● YOUR INSTRUCTIONS:
Locate all lines in the data below that hold "experiment" and show them.

Recorded data
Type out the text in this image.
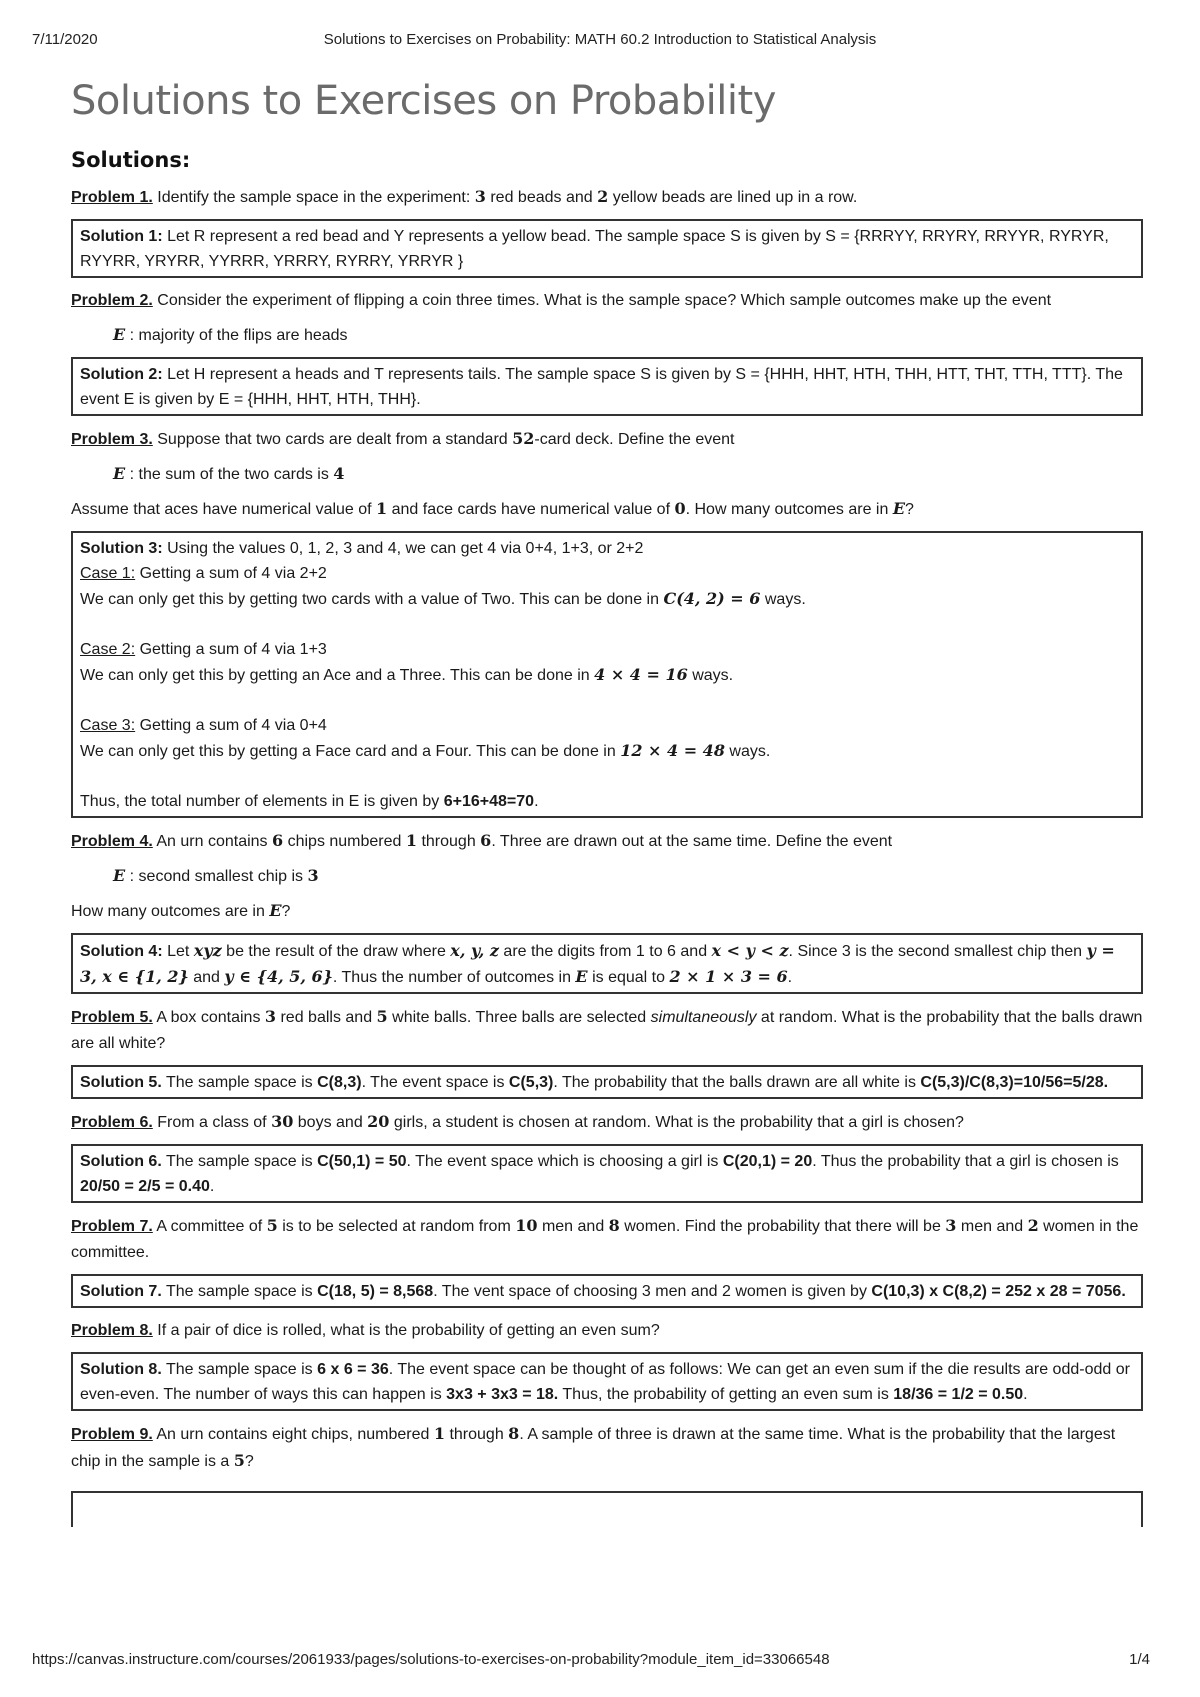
7/11/2020	Solutions to Exercises on Probability: MATH 60.2 Introduction to Statistical Analysis
Solutions to Exercises on Probability
Solutions:

Problem 1. Identify the sample space in the experiment: 3 red beads and 2 yellow beads are lined up in a row.

Solution 1: Let R represent a red bead and Y represents a yellow bead. The sample space S is given by S = {RRRYY, RRYRY, RRYYR, RYRYR, RYYRR, YRYRR, YYRRR, YRRRY, RYRRY, YRRYR }

Problem 2. Consider the experiment of flipping a coin three times. What is the sample space? Which sample outcomes make up the event

E : majority of the flips are heads

Solution 2: Let H represent a heads and T represents tails. The sample space S is given by S = {HHH, HHT, HTH, THH, HTT, THT, TTH, TTT}. The event E is given by E = {HHH, HHT, HTH, THH}.

Problem 3. Suppose that two cards are dealt from a standard 52-card deck. Define the event

E : the sum of the two cards is 4

Assume that aces have numerical value of 1 and face cards have numerical value of 0. How many outcomes are in E?

Solution 3: Using the values 0, 1, 2, 3 and 4, we can get 4 via 0+4, 1+3, or 2+2

Case 1: Getting a sum of 4 via 2+2

We can only get this by getting two cards with a value of Two. This can be done in C(4, 2) = 6 ways.

Case 2: Getting a sum of 4 via 1+3

We can only get this by getting an Ace and a Three. This can be done in 4 × 4 = 16 ways.

Case 3: Getting a sum of 4 via 0+4

We can only get this by getting a Face card and a Four. This can be done in 12 × 4 = 48 ways.

Thus, the total number of elements in E is given by 6+16+48=70.

Problem 4. An urn contains 6 chips numbered 1 through 6. Three are drawn out at the same time. Define the event

E : second smallest chip is 3

How many outcomes are in E?

Solution 4: Let xyz be the result of the draw where x, y, z are the digits from 1 to 6 and x < y < z. Since 3 is the second smallest chip then y = 3, x ∈ {1, 2} and y ∈ {4, 5, 6}. Thus the number of outcomes in E is equal to 2 × 1 × 3 = 6.

Problem 5. A box contains 3 red balls and 5 white balls. Three balls are selected simultaneously at random. What is the probability that the balls drawn are all white?

Solution 5. The sample space is C(8,3). The event space is C(5,3). The probability that the balls drawn are all white is C(5,3)/C(8,3)=10/56=5/28.

Problem 6. From a class of 30 boys and 20 girls, a student is chosen at random. What is the probability that a girl is chosen?

Solution 6. The sample space is C(50,1) = 50. The event space which is choosing a girl is C(20,1) = 20. Thus the probability that a girl is chosen is 20/50 = 2/5 = 0.40.

Problem 7. A committee of 5 is to be selected at random from 10 men and 8 women. Find the probability that there will be 3 men and 2 women in the committee.

Solution 7. The sample space is C(18, 5) = 8,568. The vent space of choosing 3 men and 2 women is given by C(10,3) x C(8,2) = 252 x 28 = 7056.

Problem 8. If a pair of dice is rolled, what is the probability of getting an even sum?

Solution 8. The sample space is 6 x 6 = 36. The event space can be thought of as follows: We can get an even sum if the die results are odd-odd or even-even. The number of ways this can happen is 3x3 + 3x3 = 18. Thus, the probability of getting an even sum is 18/36 = 1/2 = 0.50.

Problem 9. An urn contains eight chips, numbered 1 through 8. A sample of three is drawn at the same time. What is the probability that the largest chip in the sample is a 5?

https://canvas.instructure.com/courses/2061933/pages/solutions-to-exercises-on-probability?module_item_id=33066548	1/4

● RESULT OF THIS TASK:
Problem 1. Identify the sample space in the experiment: 3 red beads and 2 yellow beads are lined up in a row.
Problem 2. Consider the experiment of flipping a coin three times. What is the sample space? Which sample outcomes make up the event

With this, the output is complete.